** Exercise requirements **
Pictures stay out; everything else in the records below is copied exactly.

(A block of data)
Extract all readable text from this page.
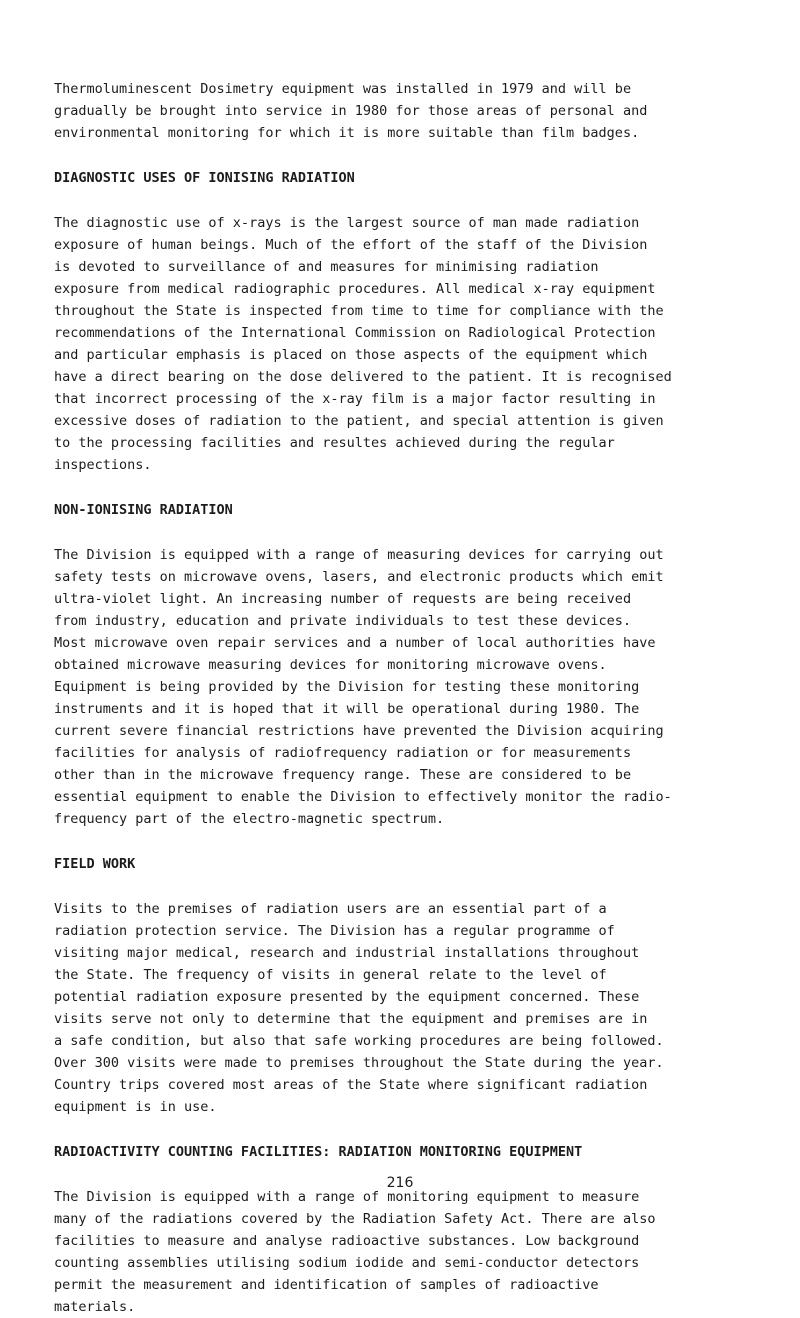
Thermoluminescent Dosimetry equipment was installed in 1979 and will be

gradually be brought into service in 1980 for those areas of personal and

environmental monitoring for which it is more suitable than film badges.

DIAGNOSTIC USES OF IONISING RADIATION

The diagnostic use of x-rays is the largest source of man made radiation

exposure of human beings. Much of the effort of the staff of the Division

is devoted to surveillance of and measures for minimising radiation

exposure from medical radiographic procedures. All medical x-ray equipment

throughout the State is inspected from time to time for compliance with the

recommendations of the International Commission on Radiological Protection

and particular emphasis is placed on those aspects of the equipment which

have a direct bearing on the dose delivered to the patient. It is recognised

that incorrect processing of the x-ray film is a major factor resulting in

excessive doses of radiation to the patient, and special attention is given

to the processing facilities and resultes achieved during the regular

inspections.

NON-IONISING RADIATION

The Division is equipped with a range of measuring devices for carrying out

safety tests on microwave ovens, lasers, and electronic products which emit

ultra-violet light. An increasing number of requests are being received

from industry, education and private individuals to test these devices.

Most microwave oven repair services and a number of local authorities have

obtained microwave measuring devices for monitoring microwave ovens.

Equipment is being provided by the Division for testing these monitoring

instruments and it is hoped that it will be operational during 1980. The

current severe financial restrictions have prevented the Division acquiring

facilities for analysis of radiofrequency radiation or for measurements

other than in the microwave frequency range. These are considered to be

essential equipment to enable the Division to effectively monitor the radio-

frequency part of the electro-magnetic spectrum.

FIELD WORK

Visits to the premises of radiation users are an essential part of a

radiation protection service. The Division has a regular programme of

visiting major medical, research and industrial installations throughout

the State. The frequency of visits in general relate to the level of

potential radiation exposure presented by the equipment concerned. These

visits serve not only to determine that the equipment and premises are in

a safe condition, but also that safe working procedures are being followed.

Over 300 visits were made to premises throughout the State during the year.

Country trips covered most areas of the State where significant radiation

equipment is in use.

RADIOACTIVITY COUNTING FACILITIES: RADIATION MONITORING EQUIPMENT

The Division is equipped with a range of monitoring equipment to measure

many of the radiations covered by the Radiation Safety Act. There are also

facilities to measure and analyse radioactive substances. Low background

counting assemblies utilising sodium iodide and semi-conductor detectors

permit the measurement and identification of samples of radioactive

materials.

216
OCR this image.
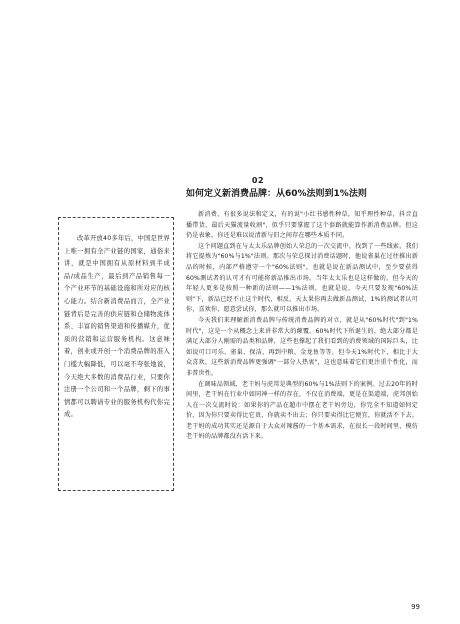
02
如何定义新消费品牌：从60%法则到1%法则
改革开放40多年后，中国是世界上唯一拥有全产业链的国家，通俗来讲，就是中国拥有从原材料到半成品/成品生产，最后到产品销售每一个产业环节的基础设施和所对应的核心能力。结合新消费品而言，全产业链背后是完善的供应链和仓储物流体系、丰富的销售渠道和传播媒介，优质的营销和运营服务机构。这意味着，创业或开创一个消费品牌的准入门槛大幅降低，可以毫不夸张地说，今天绝大多数的消费品行业，只要你注册一个公司和一个品牌，剩下的事情都可以聘请专业的服务机构代你完成。

新消费，有很多说法和定义，有的说"小红书感性种草，知乎理性种草，抖音直播带货，最后天猫流量收割"，似乎只要掌握了这个套路就能算作新消费品牌。但这仍是表象，你还是难以说清新与旧之间存在哪些本质不同。

这个问题直到在与太太乐品牌创始人荣总的一次交流中，找到了一些线索，我们将它提炼为"60%与1%"法则。那次与荣总探讨消费话题时，他说雀巢在过往推出新品的时候，内部严格遵守一个"60%法则"，也就是说在新品测试中，至少要获得60%测试者的认可才有可能将新品推出市场。当年太太乐也是这样做的，但今天的年轻人更多是按照一种新的法则——1%法则，也就是说，今天只要发现"60%法则"下，新品已经不止这个时代，相反，天太果你再去做新品测试，1%的测试者认可你，喜欢你，愿意尝试你，那么就可以推出市场。

今天我们来理解新消费品牌与传统消费品牌的对立，就是从"60%时代"到"1%时代"，这是一个从概念上来讲非常大的颠覆。60%时代下所诞生的，绝大部分都是满足大部分人刚需的品类和品牌，这些也撑起了我们看到的消费领域的国际巨头，比如说可口可乐、雀巢、保洁，再到中粮、金龙鱼等等，但今天1%时代下，相比于大众喜欢，这些新消费品牌更强调"一部分人热衷"，这也意味着它们更注重个性化，而非普世性。

在调味品领域，老干妈与虎邦是典型的60%与1%法则下的案例。过去20年的时间里，老干妈在行业中如同神一样的存在，不仅在消费端，更是在渠道端，虎邦创始人在一次交流时说：如果你的产品在超市中摆在老干妈旁边，你完全不知道如何定价，因为你只要卖得比它贵，你就卖不出去；你只要卖得比它便宜，你就活不下去。老干妈的成功其实还是源自于大众对辣酱的一个基本需求，在很长一段时间里，模仿老干妈的品牌都没有活下来。

99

** Finished task **
Extract all readable text from this page.
Thermoluminescent Dosimetry equipment was installed in 1979 and will be

gradually be brought into service in 1980 for those areas of personal and

environmental monitoring for which it is more suitable than film badges.

DIAGNOSTIC USES OF IONISING RADIATION

The diagnostic use of x-rays is the largest source of man made radiation

exposure of human beings. Much of the effort of the staff of the Division

is devoted to surveillance of and measures for minimising radiation

exposure from medical radiographic procedures. All medical x-ray equipment

throughout the State is inspected from time to time for compliance with the

recommendations of the International Commission on Radiological Protection

and particular emphasis is placed on those aspects of the equipment which

have a direct bearing on the dose delivered to the patient. It is recognised

that incorrect processing of the x-ray film is a major factor resulting in

excessive doses of radiation to the patient, and special attention is given

to the processing facilities and resultes achieved during the regular

inspections.

NON-IONISING RADIATION

The Division is equipped with a range of measuring devices for carrying out

safety tests on microwave ovens, lasers, and electronic products which emit

ultra-violet light. An increasing number of requests are being received

from industry, education and private individuals to test these devices.

Most microwave oven repair services and a number of local authorities have

obtained microwave measuring devices for monitoring microwave ovens.

Equipment is being provided by the Division for testing these monitoring

instruments and it is hoped that it will be operational during 1980. The

current severe financial restrictions have prevented the Division acquiring

facilities for analysis of radiofrequency radiation or for measurements

other than in the microwave frequency range. These are considered to be

essential equipment to enable the Division to effectively monitor the radio-

frequency part of the electro-magnetic spectrum.

FIELD WORK

Visits to the premises of radiation users are an essential part of a

radiation protection service. The Division has a regular programme of

visiting major medical, research and industrial installations throughout

the State. The frequency of visits in general relate to the level of

potential radiation exposure presented by the equipment concerned. These

visits serve not only to determine that the equipment and premises are in

a safe condition, but also that safe working procedures are being followed.

Over 300 visits were made to premises throughout the State during the year.

Country trips covered most areas of the State where significant radiation

equipment is in use.

RADIOACTIVITY COUNTING FACILITIES: RADIATION MONITORING EQUIPMENT

The Division is equipped with a range of monitoring equipment to measure

many of the radiations covered by the Radiation Safety Act. There are also

facilities to measure and analyse radioactive substances. Low background

counting assemblies utilising sodium iodide and semi-conductor detectors

permit the measurement and identification of samples of radioactive

materials.

216
OCR this image.
02
如何定义新消费品牌：从60%法则到1%法则
改革开放40多年后，中国是世界上唯一拥有全产业链的国家，通俗来讲，就是中国拥有从原材料到半成品/成品生产，最后到产品销售每一个产业环节的基础设施和所对应的核心能力。结合新消费品而言，全产业链背后是完善的供应链和仓储物流体系、丰富的销售渠道和传播媒介，优质的营销和运营服务机构。这意味着，创业或开创一个消费品牌的准入门槛大幅降低，可以毫不夸张地说，今天绝大多数的消费品行业，只要你注册一个公司和一个品牌，剩下的事情都可以聘请专业的服务机构代你完成。

新消费，有很多说法和定义，有的说"小红书感性种草，知乎理性种草，抖音直播带货，最后天猫流量收割"，似乎只要掌握了这个套路就能算作新消费品牌。但这仍是表象，你还是难以说清新与旧之间存在哪些本质不同。

这个问题直到在与太太乐品牌创始人荣总的一次交流中，找到了一些线索，我们将它提炼为"60%与1%"法则。那次与荣总探讨消费话题时，他说雀巢在过往推出新品的时候，内部严格遵守一个"60%法则"，也就是说在新品测试中，至少要获得60%测试者的认可才有可能将新品推出市场。当年太太乐也是这样做的，但今天的年轻人更多是按照一种新的法则——1%法则，也就是说，今天只要发现"60%法则"下，新品已经不止这个时代，相反，天太果你再去做新品测试，1%的测试者认可你，喜欢你，愿意尝试你，那么就可以推出市场。

今天我们来理解新消费品牌与传统消费品牌的对立，就是从"60%时代"到"1%时代"，这是一个从概念上来讲非常大的颠覆。60%时代下所诞生的，绝大部分都是满足大部分人刚需的品类和品牌，这些也撑起了我们看到的消费领域的国际巨头，比如说可口可乐、雀巢、保洁，再到中粮、金龙鱼等等，但今天1%时代下，相比于大众喜欢，这些新消费品牌更强调"一部分人热衷"，这也意味着它们更注重个性化，而非普世性。

在调味品领域，老干妈与虎邦是典型的60%与1%法则下的案例。过去20年的时间里，老干妈在行业中如同神一样的存在，不仅在消费端，更是在渠道端，虎邦创始人在一次交流时说：如果你的产品在超市中摆在老干妈旁边，你完全不知道如何定价，因为你只要卖得比它贵，你就卖不出去；你只要卖得比它便宜，你就活不下去。老干妈的成功其实还是源自于大众对辣酱的一个基本需求，在很长一段时间里，模仿老干妈的品牌都没有活下来。

99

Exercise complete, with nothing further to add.